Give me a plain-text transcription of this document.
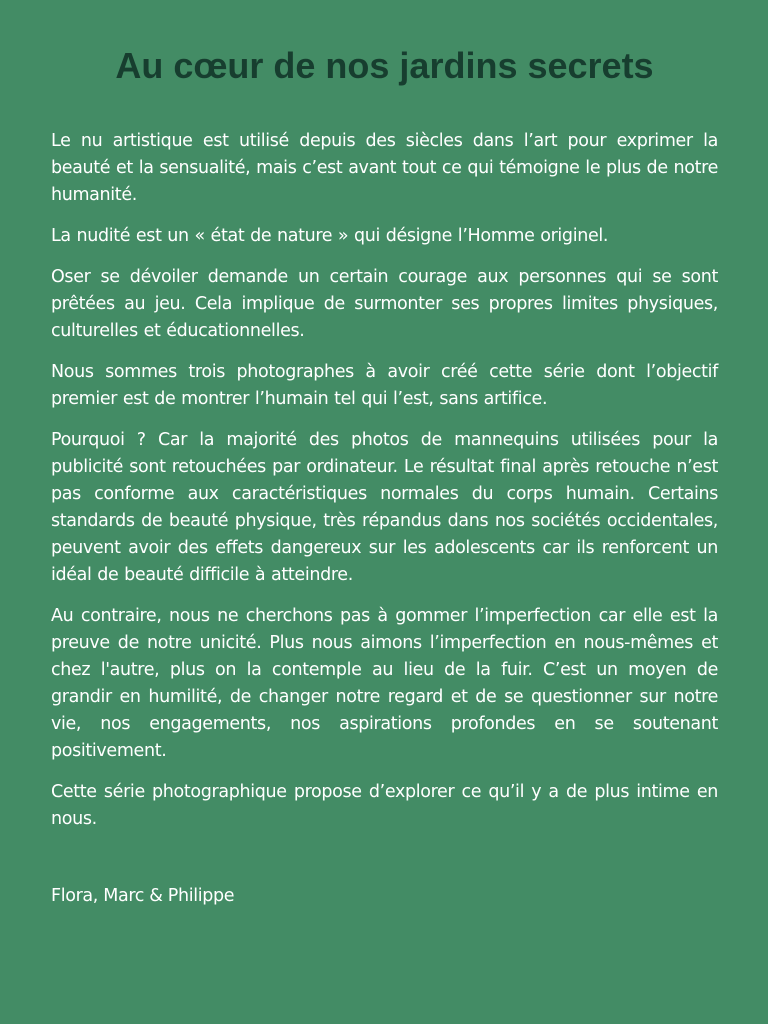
Au cœur de nos jardins secrets

Le nu artistique est utilisé depuis des siècles dans l’art pour exprimer la beauté et la sensualité, mais c’est avant tout ce qui témoigne le plus de notre humanité.

La nudité est un « état de nature » qui désigne l’Homme originel.

Oser se dévoiler demande un certain courage aux personnes qui se sont prêtées au jeu. Cela implique de surmonter ses propres limites physiques, culturelles et éducationnelles.

Nous sommes trois photographes à avoir créé cette série dont l’objectif premier est de montrer l’humain tel qui l’est, sans artifice.

Pourquoi ? Car la majorité des photos de mannequins utilisées pour la publicité sont retouchées par ordinateur. Le résultat final après retouche n’est pas conforme aux caractéristiques normales du corps humain. Certains standards de beauté physique, très répandus dans nos sociétés occidentales, peuvent avoir des effets dangereux sur les adolescents car ils renforcent un idéal de beauté difficile à atteindre.

Au contraire, nous ne cherchons pas à gommer l’imperfection car elle est la preuve de notre unicité. Plus nous aimons l’imperfection en nous-mêmes et chez l'autre, plus on la contemple au lieu de la fuir. C’est un moyen de grandir en humilité, de changer notre regard et de se questionner sur notre vie, nos engagements, nos aspirations profondes en se soutenant positivement.

Cette série photographique propose d’explorer ce qu’il y a de plus intime en nous.

Flora, Marc & Philippe
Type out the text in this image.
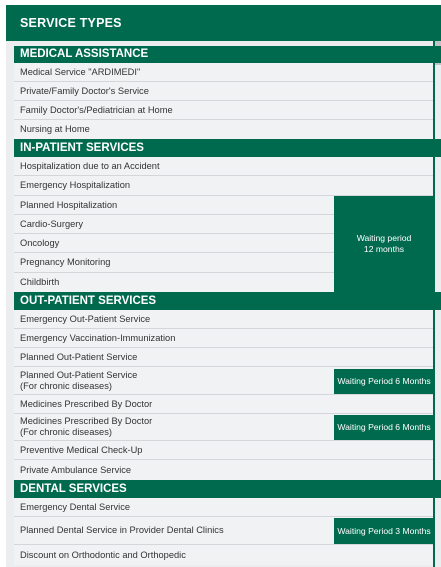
SERVICE TYPES
MEDICAL ASSISTANCE
Medical Service "ARDIMEDI"
Private/Family Doctor's Service
Family Doctor's/Pediatrician at Home
Nursing at Home
IN-PATIENT SERVICES
Hospitalization due to an Accident
Emergency Hospitalization
Planned Hospitalization
Cardio-Surgery
Oncology
Pregnancy Monitoring
Childbirth
Waiting period
12 months
OUT-PATIENT SERVICES
Emergency Out-Patient Service
Emergency Vaccination-Immunization
Planned Out-Patient Service
Planned Out-Patient Service
(For chronic diseases)
Medicines Prescribed By Doctor
Medicines Prescribed By Doctor
(For chronic diseases)
Preventive Medical Check-Up
Private Ambulance Service
Waiting Period 6 Months
Waiting Period 6 Months
DENTAL SERVICES
Emergency Dental Service
Planned Dental Service in Provider Dental Clinics
Discount on Orthodontic and Orthopedic
Waiting Period 3 Months
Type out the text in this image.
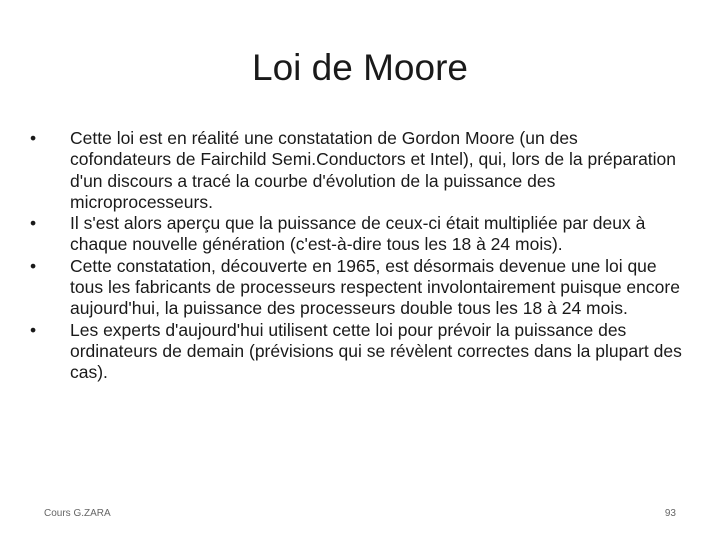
Loi de Moore
•	Cette loi est en réalité une constatation de Gordon Moore (un des cofondateurs de Fairchild Semi.Conductors et Intel), qui, lors de la préparation d'un discours a tracé la courbe d'évolution de la puissance des microprocesseurs.
•	Il s'est alors aperçu que la puissance de ceux-ci était multipliée par deux à chaque nouvelle génération (c'est-à-dire tous les 18 à 24 mois).
•	Cette constatation, découverte en 1965, est désormais devenue une loi que tous les fabricants de processeurs respectent involontairement puisque encore aujourd'hui, la puissance des processeurs double tous les 18 à 24 mois.
•	Les experts d'aujourd'hui utilisent cette loi pour prévoir la puissance des ordinateurs de demain (prévisions qui se révèlent correctes dans la plupart des cas).
Cours G.ZARA	93
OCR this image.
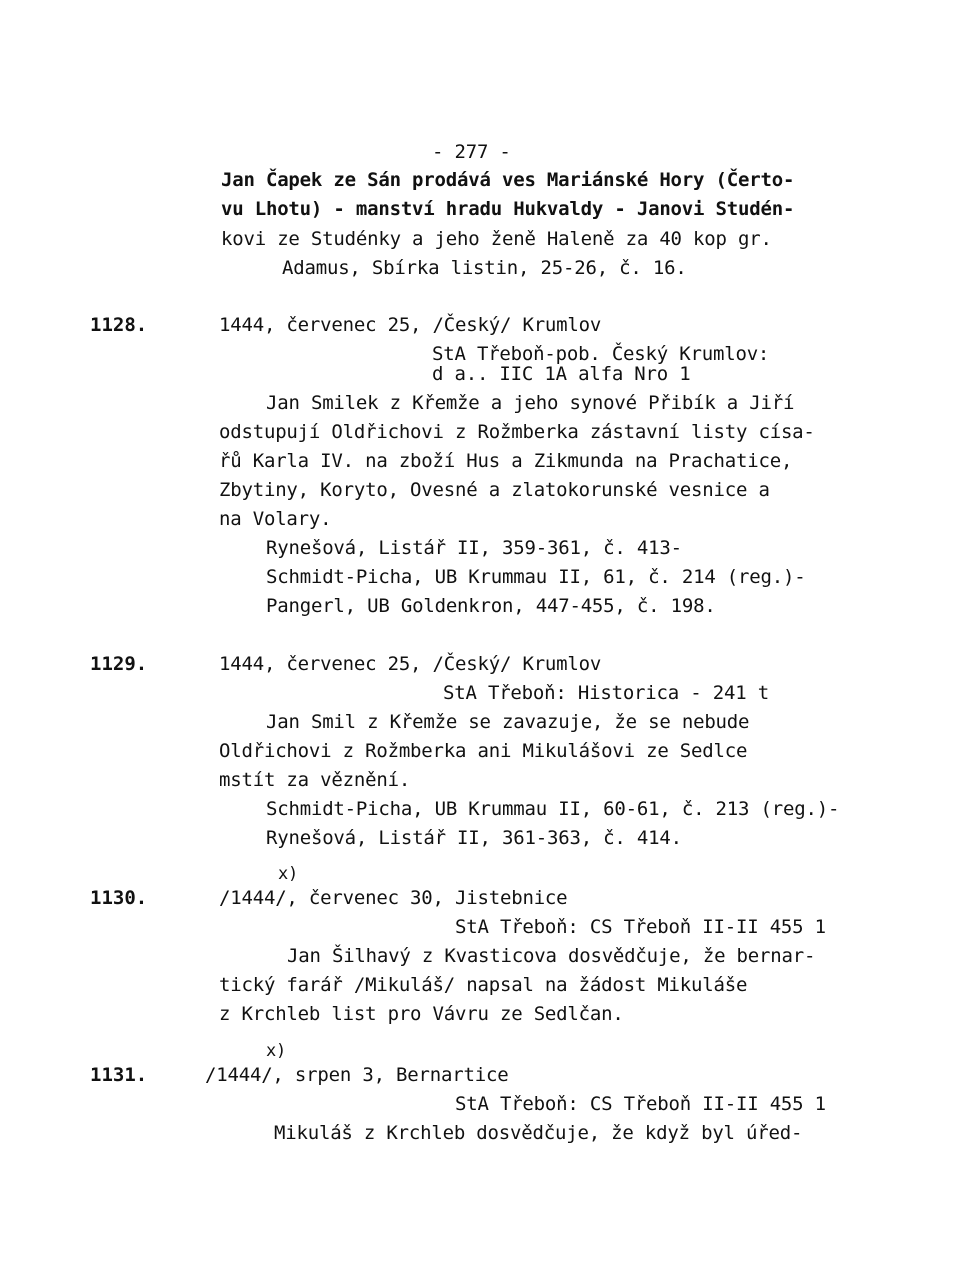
- 277 -
Jan Čapek ze Sán prodává ves Mariánské Hory (Čerto-
vu Lhotu) - manství hradu Hukvaldy - Janovi Studén-
kovi ze Studénky a jeho ženě Haleně za 40 kop gr.
Adamus, Sbírka listin, 25-26, č. 16.
1128.	1444, červenec 25, /Český/ Krumlov
StA Třeboň-pob. Český Krumlov:
d a.. IIC 1A alfa Nro 1
Jan Smilek z Křemže a jeho synové Přibík a Jiří
odstupují Oldřichovi z Rožmberka zástavní listy císa-
řů Karla IV. na zboží Hus a Zikmunda na Prachatice,
Zbytiny, Koryto, Ovesné a zlatokorunské vesnice a
na Volary.
Rynešová, Listář II, 359-361, č. 413-
Schmidt-Picha, UB Krummau II, 61, č. 214 (reg.)-
Pangerl, UB Goldenkron, 447-455, č. 198.
1129.	1444, červenec 25, /Český/ Krumlov
StA Třeboň: Historica - 241 t
Jan Smil z Křemže se zavazuje, že se nebude
Oldřichovi z Rožmberka ani Mikulášovi ze Sedlce
mstít za věznění.
Schmidt-Picha, UB Krummau II, 60-61, č. 213 (reg.)-
Rynešová, Listář II, 361-363, č. 414.
x)
1130.	/1444/, červenec 30, Jistebnice
StA Třeboň: CS Třeboň II-II 455 1
Jan Šilhavý z Kvasticova dosvědčuje, že bernar-
tický farář /Mikuláš/ napsal na žádost Mikuláše
z Krchleb list pro Vávru ze Sedlčan.
x)
1131.	/1444/, srpen 3, Bernartice
StA Třeboň: CS Třeboň II-II 455 1
Mikuláš z Krchleb dosvědčuje, že když byl úřed-
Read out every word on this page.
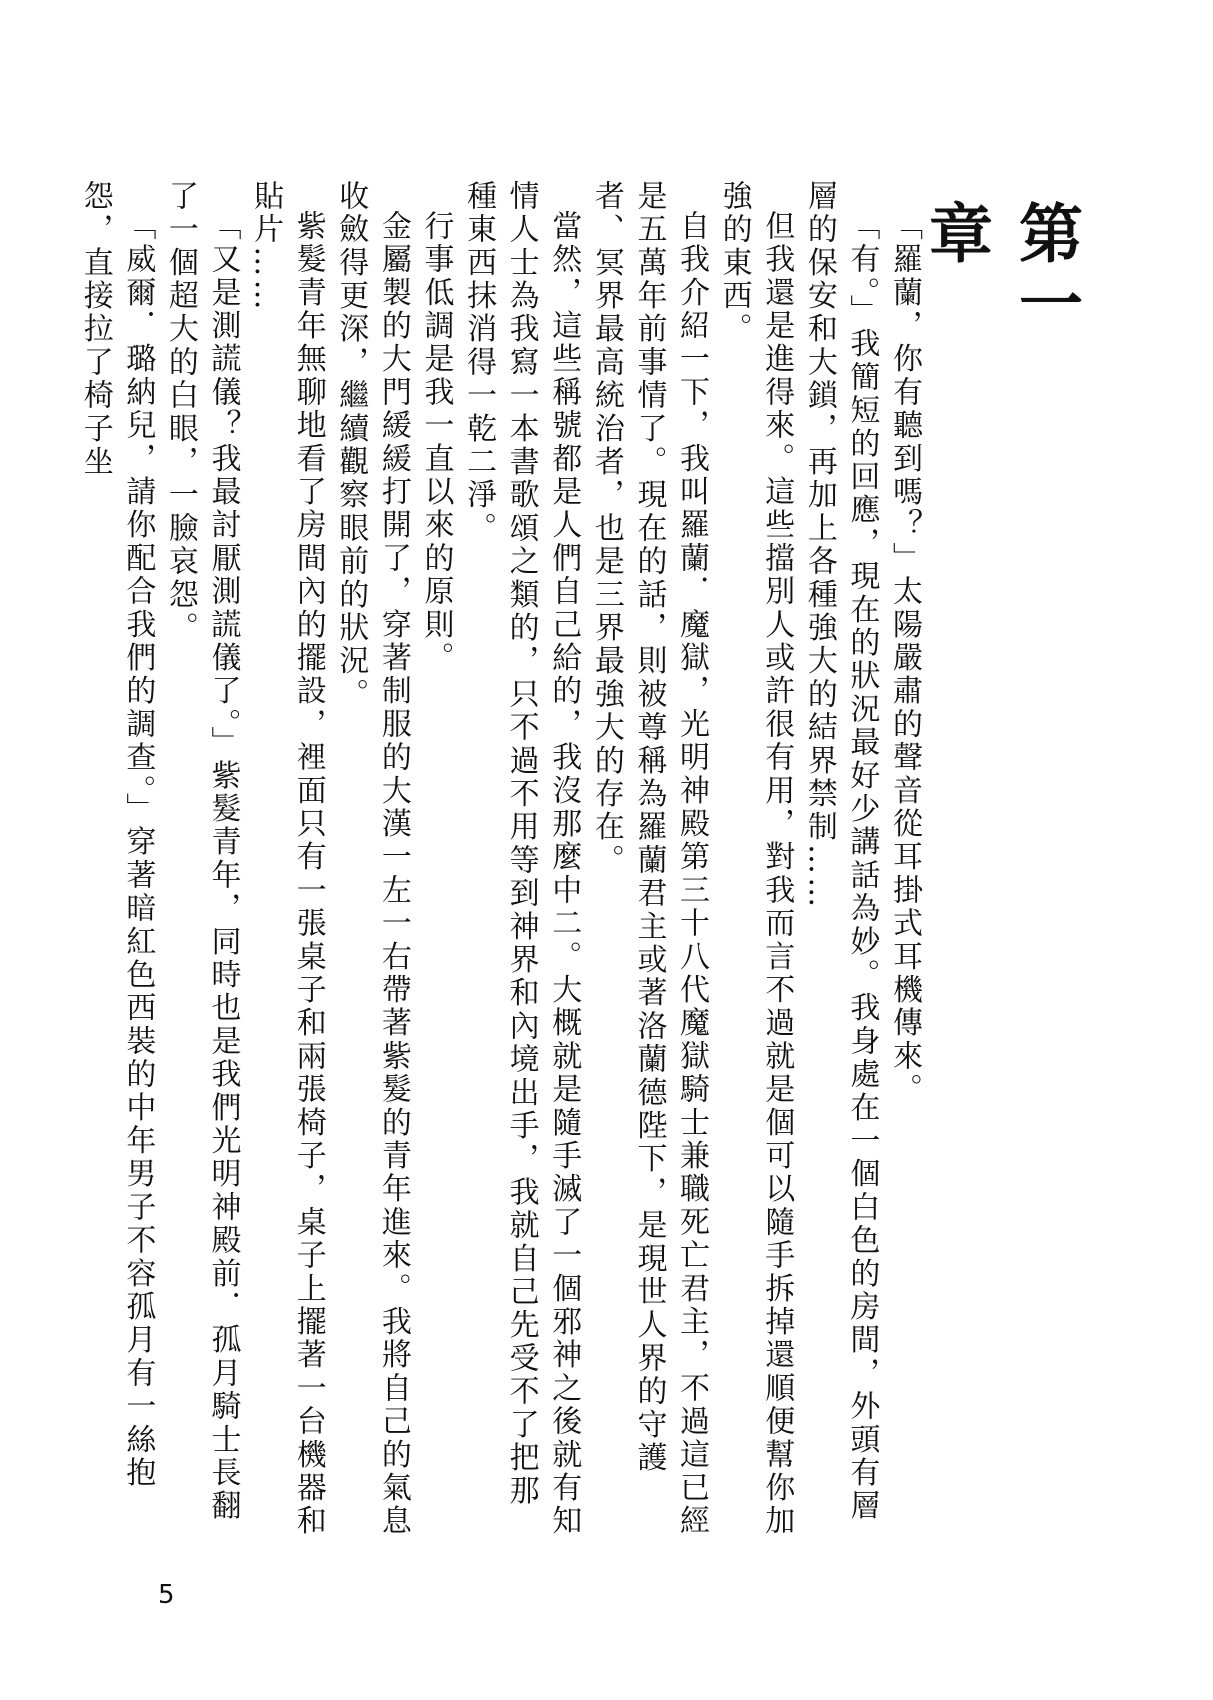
第一章

「羅蘭，你有聽到嗎？」太陽嚴肅的聲音從耳掛式耳機傳來。

「有。」我簡短的回應，現在的狀況最好少講話為妙。我身處在一個白色的房間，外頭有層層的保安和大鎖，再加上各種強大的結界禁制……

但我還是進得來。這些擋別人或許很有用，對我而言不過就是個可以隨手拆掉還順便幫你加強的東西。

自我介紹一下，我叫羅蘭．魔獄，光明神殿第三十八代魔獄騎士兼職死亡君主，不過這已經是五萬年前事情了。現在的話，則被尊稱為羅蘭君主或著洛蘭德陛下，是現世人界的守護者、冥界最高統治者，也是三界最強大的存在。

當然，這些稱號都是人們自己給的，我沒那麼中二。大概就是隨手滅了一個邪神之後就有知情人士為我寫一本書歌頌之類的，只不過不用等到神界和內境出手，我就自己先受不了把那種東西抹消得一乾二淨。

行事低調是我一直以來的原則。

金屬製的大門緩緩打開了，穿著制服的大漢一左一右帶著紫髮的青年進來。我將自己的氣息收斂得更深，繼續觀察眼前的狀況。

紫髮青年無聊地看了房間內的擺設，裡面只有一張桌子和兩張椅子，桌子上擺著一台機器和貼片……

「又是測謊儀？我最討厭測謊儀了。」紫髮青年，同時也是我們光明神殿前．孤月騎士長翻了一個超大的白眼，一臉哀怨。

「威爾．璐納兒，請你配合我們的調查。」穿著暗紅色西裝的中年男子不容孤月有一絲抱怨，直接拉了椅子坐

5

## PROBLEM STATEMENT
Drop the pictures, then write out only the lines running from the one containing "Read out every word on this page." through the last line above, both included, exactly.

## EXERCISE SOLUTION
Read out every word on this page.
第一章

「羅蘭，你有聽到嗎？」太陽嚴肅的聲音從耳掛式耳機傳來。

「有。」我簡短的回應，現在的狀況最好少講話為妙。我身處在一個白色的房間，外頭有層層的保安和大鎖，再加上各種強大的結界禁制……

但我還是進得來。這些擋別人或許很有用，對我而言不過就是個可以隨手拆掉還順便幫你加強的東西。

自我介紹一下，我叫羅蘭．魔獄，光明神殿第三十八代魔獄騎士兼職死亡君主，不過這已經是五萬年前事情了。現在的話，則被尊稱為羅蘭君主或著洛蘭德陛下，是現世人界的守護者、冥界最高統治者，也是三界最強大的存在。

當然，這些稱號都是人們自己給的，我沒那麼中二。大概就是隨手滅了一個邪神之後就有知情人士為我寫一本書歌頌之類的，只不過不用等到神界和內境出手，我就自己先受不了把那種東西抹消得一乾二淨。

行事低調是我一直以來的原則。

金屬製的大門緩緩打開了，穿著制服的大漢一左一右帶著紫髮的青年進來。我將自己的氣息收斂得更深，繼續觀察眼前的狀況。

紫髮青年無聊地看了房間內的擺設，裡面只有一張桌子和兩張椅子，桌子上擺著一台機器和貼片……

「又是測謊儀？我最討厭測謊儀了。」紫髮青年，同時也是我們光明神殿前．孤月騎士長翻了一個超大的白眼，一臉哀怨。

「威爾．璐納兒，請你配合我們的調查。」穿著暗紅色西裝的中年男子不容孤月有一絲抱怨，直接拉了椅子坐

5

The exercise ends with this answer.